**DIRECTIONS**: Copy the entries from the line with "What elements are" to the line with "- gold-divider: [399, 278, 401, 458]", replacing "Grant Agency" with "Grant Office" and leaving everything else unchanged.

**AVAILABLE DATA**:
※ ※ ※

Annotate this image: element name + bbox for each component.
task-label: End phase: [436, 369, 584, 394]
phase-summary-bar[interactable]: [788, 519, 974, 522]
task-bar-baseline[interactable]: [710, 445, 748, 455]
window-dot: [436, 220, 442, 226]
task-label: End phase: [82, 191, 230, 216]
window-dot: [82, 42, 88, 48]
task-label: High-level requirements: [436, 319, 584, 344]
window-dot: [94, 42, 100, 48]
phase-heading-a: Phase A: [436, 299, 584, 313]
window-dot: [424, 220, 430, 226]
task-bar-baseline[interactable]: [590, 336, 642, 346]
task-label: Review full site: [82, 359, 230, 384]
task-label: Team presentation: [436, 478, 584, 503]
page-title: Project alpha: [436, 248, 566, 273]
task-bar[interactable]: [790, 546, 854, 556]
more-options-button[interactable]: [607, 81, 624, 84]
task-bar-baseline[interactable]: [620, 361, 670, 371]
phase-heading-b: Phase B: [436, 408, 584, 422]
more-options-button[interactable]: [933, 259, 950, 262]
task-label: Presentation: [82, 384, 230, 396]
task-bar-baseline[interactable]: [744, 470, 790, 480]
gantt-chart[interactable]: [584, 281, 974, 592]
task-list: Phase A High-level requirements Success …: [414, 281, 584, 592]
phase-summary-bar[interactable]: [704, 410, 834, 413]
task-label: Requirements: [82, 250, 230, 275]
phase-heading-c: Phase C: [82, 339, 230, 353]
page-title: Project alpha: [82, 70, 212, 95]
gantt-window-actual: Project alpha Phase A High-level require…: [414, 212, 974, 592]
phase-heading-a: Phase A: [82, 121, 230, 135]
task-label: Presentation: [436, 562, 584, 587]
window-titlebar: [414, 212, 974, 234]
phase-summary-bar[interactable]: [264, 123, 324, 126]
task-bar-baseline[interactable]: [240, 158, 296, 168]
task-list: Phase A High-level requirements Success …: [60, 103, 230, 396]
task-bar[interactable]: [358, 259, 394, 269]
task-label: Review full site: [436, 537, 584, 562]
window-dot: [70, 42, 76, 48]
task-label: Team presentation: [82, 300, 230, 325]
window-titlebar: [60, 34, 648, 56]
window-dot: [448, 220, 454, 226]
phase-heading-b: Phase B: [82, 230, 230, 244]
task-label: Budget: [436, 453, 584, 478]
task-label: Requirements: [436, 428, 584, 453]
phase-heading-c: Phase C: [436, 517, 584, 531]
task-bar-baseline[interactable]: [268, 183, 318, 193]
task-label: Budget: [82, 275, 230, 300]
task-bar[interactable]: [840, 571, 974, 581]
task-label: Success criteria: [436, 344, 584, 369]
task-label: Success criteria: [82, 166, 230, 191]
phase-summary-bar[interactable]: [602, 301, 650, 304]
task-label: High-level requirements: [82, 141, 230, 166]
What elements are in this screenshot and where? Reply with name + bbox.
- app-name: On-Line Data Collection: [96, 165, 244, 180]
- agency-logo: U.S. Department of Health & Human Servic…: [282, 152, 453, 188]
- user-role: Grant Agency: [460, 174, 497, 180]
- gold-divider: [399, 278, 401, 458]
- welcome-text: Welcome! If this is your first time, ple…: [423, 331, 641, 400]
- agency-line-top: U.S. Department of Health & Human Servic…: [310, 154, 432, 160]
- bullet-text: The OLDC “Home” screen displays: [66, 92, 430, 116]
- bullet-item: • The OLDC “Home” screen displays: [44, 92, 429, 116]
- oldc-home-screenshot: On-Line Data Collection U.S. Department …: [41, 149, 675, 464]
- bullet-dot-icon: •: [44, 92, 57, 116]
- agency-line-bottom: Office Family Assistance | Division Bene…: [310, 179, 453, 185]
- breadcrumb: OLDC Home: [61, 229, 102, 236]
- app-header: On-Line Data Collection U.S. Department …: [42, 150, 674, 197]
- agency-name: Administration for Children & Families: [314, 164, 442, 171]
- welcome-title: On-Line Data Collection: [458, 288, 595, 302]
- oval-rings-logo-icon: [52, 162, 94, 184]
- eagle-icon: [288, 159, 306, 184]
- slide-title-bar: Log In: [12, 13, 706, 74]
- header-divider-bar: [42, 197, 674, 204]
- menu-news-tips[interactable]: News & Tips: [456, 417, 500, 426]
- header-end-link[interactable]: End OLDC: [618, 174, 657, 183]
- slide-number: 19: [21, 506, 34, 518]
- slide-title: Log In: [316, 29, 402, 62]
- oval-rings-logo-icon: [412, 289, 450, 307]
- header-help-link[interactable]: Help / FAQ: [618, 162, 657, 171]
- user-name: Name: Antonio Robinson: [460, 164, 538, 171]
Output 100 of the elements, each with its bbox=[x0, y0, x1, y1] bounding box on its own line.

※ ※ ※

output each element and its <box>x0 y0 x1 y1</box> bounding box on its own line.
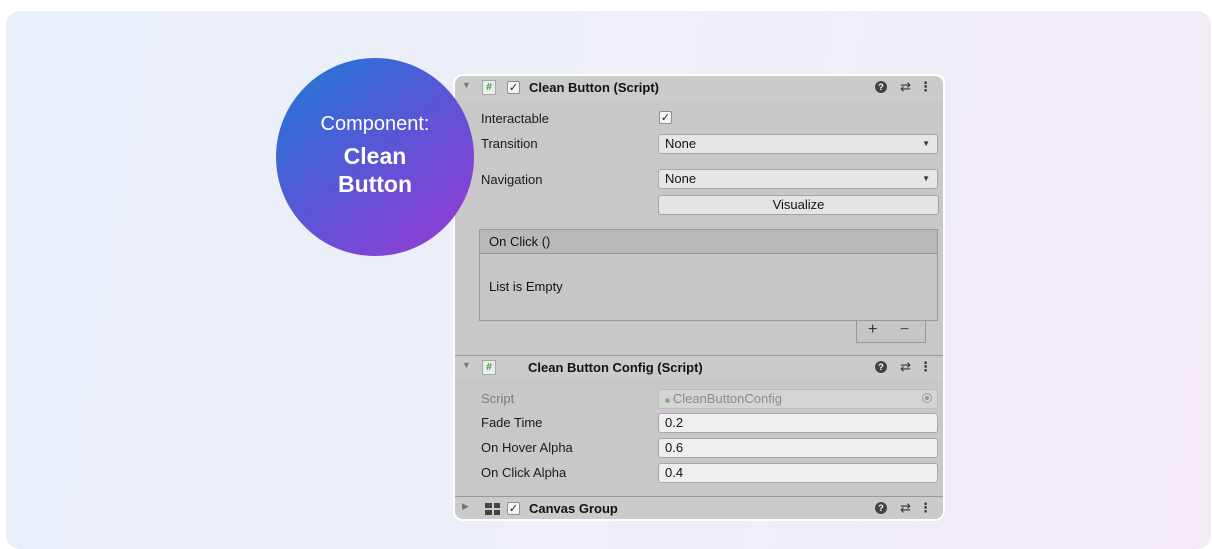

※ ※ ※

**COMPLETE OUTPUT**:
What elements are in this screenshot and where? Reply with name + bbox.
- app-name: On-Line Data Collection: [96, 165, 244, 180]
- agency-logo: U.S. Department of Health & Human Servic…: [282, 152, 453, 188]
- user-role: Grant Office: [460, 174, 497, 180]
- gold-divider: [399, 278, 401, 458]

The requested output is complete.